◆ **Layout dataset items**

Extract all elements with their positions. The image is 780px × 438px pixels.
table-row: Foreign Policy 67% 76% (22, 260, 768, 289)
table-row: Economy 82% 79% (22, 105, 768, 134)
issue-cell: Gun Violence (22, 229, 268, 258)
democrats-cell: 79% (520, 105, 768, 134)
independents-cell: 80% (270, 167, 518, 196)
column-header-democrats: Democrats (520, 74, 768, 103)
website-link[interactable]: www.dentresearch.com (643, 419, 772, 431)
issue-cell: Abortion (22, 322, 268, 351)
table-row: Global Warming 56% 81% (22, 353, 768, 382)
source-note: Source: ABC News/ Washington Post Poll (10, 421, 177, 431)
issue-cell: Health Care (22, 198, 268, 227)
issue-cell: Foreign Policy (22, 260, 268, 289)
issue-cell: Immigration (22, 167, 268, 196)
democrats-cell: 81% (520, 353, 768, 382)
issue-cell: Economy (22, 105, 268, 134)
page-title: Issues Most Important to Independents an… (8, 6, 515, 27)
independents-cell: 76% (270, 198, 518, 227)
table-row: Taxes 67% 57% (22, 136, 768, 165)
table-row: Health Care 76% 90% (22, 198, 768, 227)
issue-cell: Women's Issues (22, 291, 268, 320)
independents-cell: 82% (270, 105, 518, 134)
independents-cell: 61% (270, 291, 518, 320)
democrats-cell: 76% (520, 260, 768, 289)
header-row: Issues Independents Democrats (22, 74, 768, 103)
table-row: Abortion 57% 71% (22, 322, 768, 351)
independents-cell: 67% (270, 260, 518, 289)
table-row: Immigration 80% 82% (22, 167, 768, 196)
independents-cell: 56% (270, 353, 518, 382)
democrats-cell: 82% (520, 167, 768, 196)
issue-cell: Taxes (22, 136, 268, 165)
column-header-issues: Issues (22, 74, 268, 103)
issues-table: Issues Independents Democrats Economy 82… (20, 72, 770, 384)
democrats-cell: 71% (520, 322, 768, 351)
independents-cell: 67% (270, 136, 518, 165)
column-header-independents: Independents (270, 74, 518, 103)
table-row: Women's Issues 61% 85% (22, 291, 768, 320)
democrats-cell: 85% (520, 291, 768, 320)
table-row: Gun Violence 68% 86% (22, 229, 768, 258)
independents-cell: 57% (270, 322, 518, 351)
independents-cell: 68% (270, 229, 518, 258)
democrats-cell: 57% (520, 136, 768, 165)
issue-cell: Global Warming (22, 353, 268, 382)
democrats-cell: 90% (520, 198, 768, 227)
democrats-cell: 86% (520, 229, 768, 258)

◆ **Exercise directions**
Express the items as a Markdown table with the columns "No." and "Line," assigning each line a row number and leaving out blank lines. Begin at the start of the items and stop after the line that contains "table-row: Immigration 80%".

◆ **Solved exercise**
| No. | Line |
|---|---|
| 1 | Extract all elements with their positions. The image is 780px × 438px pixels. |
| 2 | table-row: Foreign Policy 67% 76% (22, 260, 768, 289) |
| 3 | table-row: Economy 82% 79% (22, 105, 768, 134) |
| 4 | issue-cell: Gun Violence (22, 229, 268, 258) |
| 5 | democrats-cell: 79% (520, 105, 768, 134) |
| 6 | independents-cell: 80% (270, 167, 518, 196) |
| 7 | column-header-democrats: Democrats (520, 74, 768, 103) |
| 8 | website-link[interactable]: www.dentresearch.com (643, 419, 772, 431) |
| 9 | issue-cell: Abortion (22, 322, 268, 351) |
| 10 | table-row: Global Warming 56% 81% (22, 353, 768, 382) |
| 11 | source-note: Source: ABC News/ Washington Post Poll (10, 421, 177, 431) |
| 12 | issue-cell: Health Care (22, 198, 268, 227) |
| 13 | issue-cell: Foreign Policy (22, 260, 268, 289) |
| 14 | issue-cell: Immigration (22, 167, 268, 196) |
| 15 | democrats-cell: 81% (520, 353, 768, 382) |
| 16 | issue-cell: Economy (22, 105, 268, 134) |
| 17 | page-title: Issues Most Important to Independents an… (8, 6, 515, 27) |
| 18 | independents-cell: 76% (270, 198, 518, 227) |
| 19 | table-row: Taxes 67% 57% (22, 136, 768, 165) |
| 20 | table-row: Health Care 76% 90% (22, 198, 768, 227) |
| 21 | issue-cell: Women's Issues (22, 291, 268, 320) |
| 22 | independents-cell: 82% (270, 105, 518, 134) |
| 23 | independents-cell: 61% (270, 291, 518, 320) |
| 24 | democrats-cell: 76% (520, 260, 768, 289) |
| 25 | header-row: Issues Independents Democrats (22, 74, 768, 103) |
| 26 | table-row: Abortion 57% 71% (22, 322, 768, 351) |
| 27 | independents-cell: 67% (270, 260, 518, 289) |
| 28 | table-row: Immigration 80% 82% (22, 167, 768, 196) |